◆ Textauszug
---------------

Regierungswechsel – aber kein Politikwechsel?

Vor fünf Monaten wurde die rot-grüne Landesregierung gewählt und ist mit dem Anspruch angetreten, alles besser zu machen, als die schwarz-gelbe Vorgägngerregierung. Ein guter Zeitpunkt, eine erste Wertung der begonnenen Arbeit vorzunehmen. Gerade in wichtigen Bereichen, die im Mittelpunkt der politischen Arbeit stehen sollten, hat sich bisher nichts oder wenig bewegt.

Während die Partei Bündnis 90/Grüne zu Beginn der vergangenen 16. Landtagsperiode selbst durch Anträge die innenpolitische Situation, die durch die stark restriktive Politik der CDU/FDP-Regierung mit dem Minister Schünemann schon damals undemokratische Züge tug, versuchte zu entschärfen, ist derzeit die Rot/Grüne Landesregierung in diesem Bereich weitgehend untätig. Im Gegenteil, wie der Ereignisse während der Anti-Nazi-Demonstration am 1.6. in Wolfsburg zeigte, gestattet Rot-Grün mit seinem SPD-Innenminister brutaleres Vorgehen gegen Demonstranten als es jemals zu erwarten gewesen wäre.

Zeugen berichten von anlasslosem Peffersprayeinsatz, sowie vom Kesseln, Bedrängen, Schlagen.  Geschieht so etwas in der Türkei, kommentieren die deutschen Parteien unisono, die demokratische Entwicklung  sei gefährdet. Das EU Parlament hält eine Debatte. Und wenn es in Niedersachsen … und in Frankfurt ….

---------------

◆ Erfasste Daten
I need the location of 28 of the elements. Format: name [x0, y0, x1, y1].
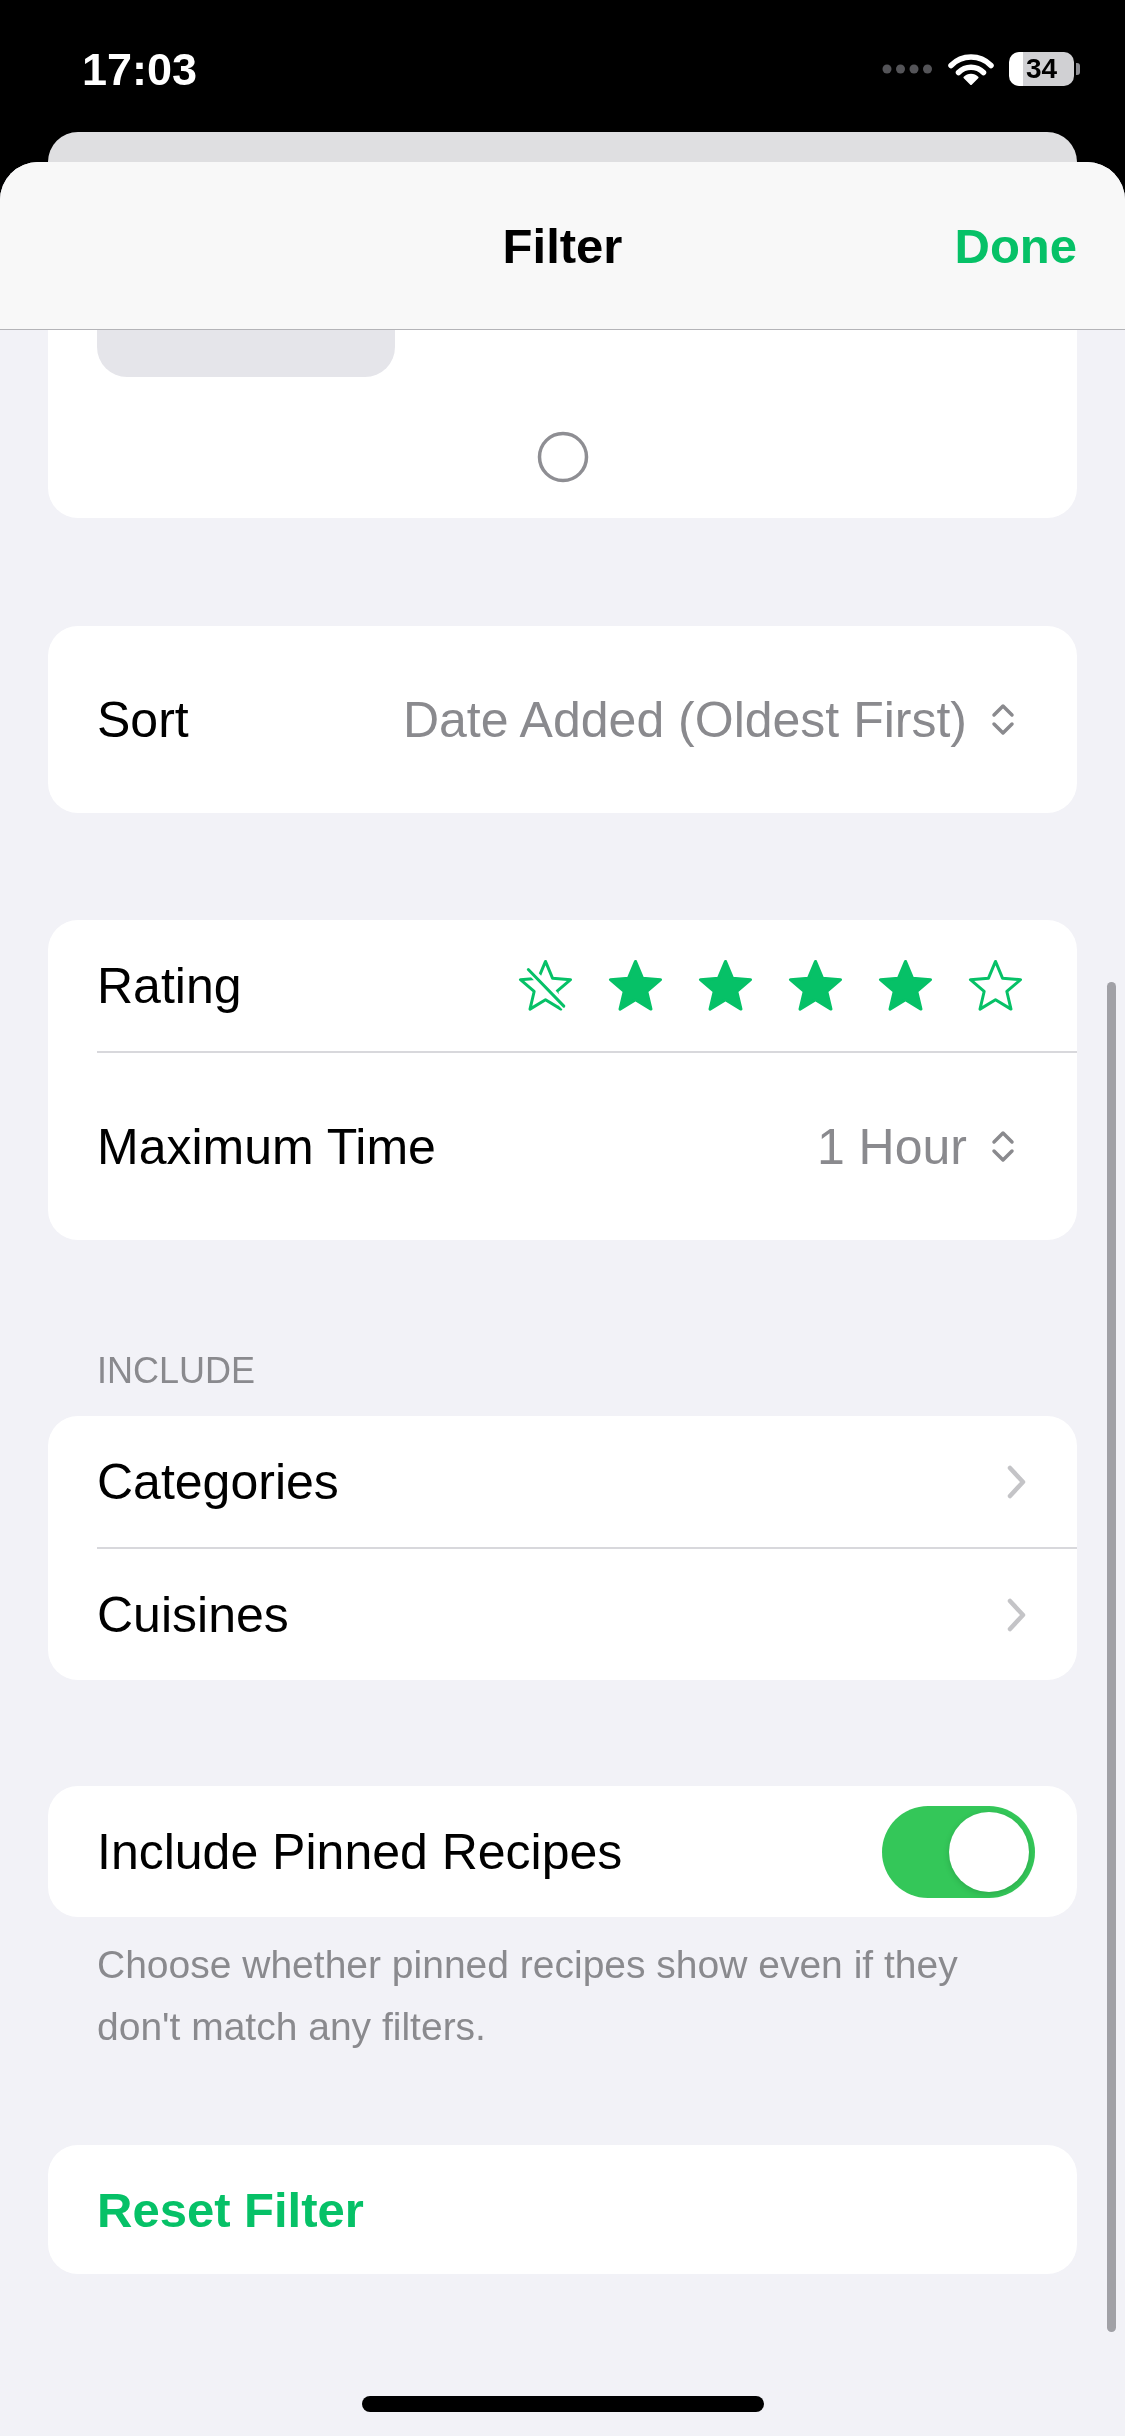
- filled-star-icon[interactable]: [698, 958, 753, 1013]
- signal-icon: [882, 64, 933, 74]
- sheet-title: Filter: [502, 217, 623, 274]
- footer-note: Choose whether pinned recipes show even if they don't match any filters.: [96, 1942, 959, 2050]
- navigation-list-item[interactable]: Categories: [48, 1416, 1077, 1547]
- wifi-icon: [948, 53, 994, 85]
- sort-label: Sort: [97, 690, 189, 749]
- up-down-chevron-icon: [990, 701, 1016, 738]
- maximum-time-label: Maximum Time: [97, 1117, 436, 1176]
- pinned-recipes-label: Include Pinned Recipes: [97, 1822, 623, 1881]
- time-picker[interactable]: 1 Hour: [816, 1117, 1016, 1176]
- star-slash-icon[interactable]: [518, 958, 573, 1013]
- up-down-chevron-icon: [990, 1128, 1016, 1165]
- chevron-right-icon: [1006, 1463, 1027, 1500]
- status-time: 17:03: [82, 46, 198, 92]
- empty-star-icon[interactable]: [968, 958, 1023, 1013]
- reset-filter-button[interactable]: Reset Filter: [48, 2145, 1077, 2274]
- done-button[interactable]: Done: [954, 217, 1077, 274]
- rating-label: Rating: [97, 956, 242, 1015]
- circle-icon: [536, 431, 589, 483]
- filled-star-icon[interactable]: [788, 958, 843, 1013]
- sort-picker[interactable]: Date Added (Oldest First): [402, 690, 1016, 749]
- navigation-list-item[interactable]: Cuisines: [48, 1549, 1077, 1680]
- filled-star-icon[interactable]: [878, 958, 933, 1013]
- chevron-right-icon: [1006, 1596, 1027, 1633]
- section-header: INCLUDE: [96, 1349, 257, 1393]
- filled-star-icon[interactable]: [608, 958, 663, 1013]
- battery-indicator: 34: [1009, 52, 1080, 86]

---------------

◆ Gestellte Aufgabe 1
Wann wurde die rot-grüne Landesregierung laut dem Text über den Regierungswechsel gewählt?
◆ Gestellte Aufgabe 2
Führen Sie den Text über den Regierungswechsel in Niedersachsen im Anschluss an seinen letzten Satz fort.

◆ Antwort zur Aufgabe 1
Vor fünf Monaten.

◆ Antwort zur Aufgabe 2
Das passt nicht zusammen. Das ist unehrliche Politik nach dem Motto: Wenn wir es tun, ist es Recht, wenn es die anderen tun, Unrecht. „Mehr Demokratie wagen“ als SPD-Motto war einmal. Heute handeln SPD-Minister ohne Scham unter dem Leitsatz: „Demokratie mehr abschaffen“.

Jetzt werden diejenigen eines Besseren belehrt, die eines sicheren Politikwechsels wegen, Rot-Grün gewählt haben. Einen Regierungswechsel gab es, einen Politikwechsel in dieser Hinsicht nicht.

Zu Wahlkampfzeiten verlautbarten die Grünen: „Die niedersächsische Abschiebungspraxis ist menschenunwürdig. Sie muss korrigiert und die Abschiebungshaft abgeschafft werden. Bis zu ihrer Abschaffung ist die Abschiebungspraxis durch verschiedene Sofortmaßnahmen zu entschärfen, […]“. Im Bereich Menschenrechte ist spätes Handeln nicht zu verstehen. Wo bleiben die Sofortmaßnahmen?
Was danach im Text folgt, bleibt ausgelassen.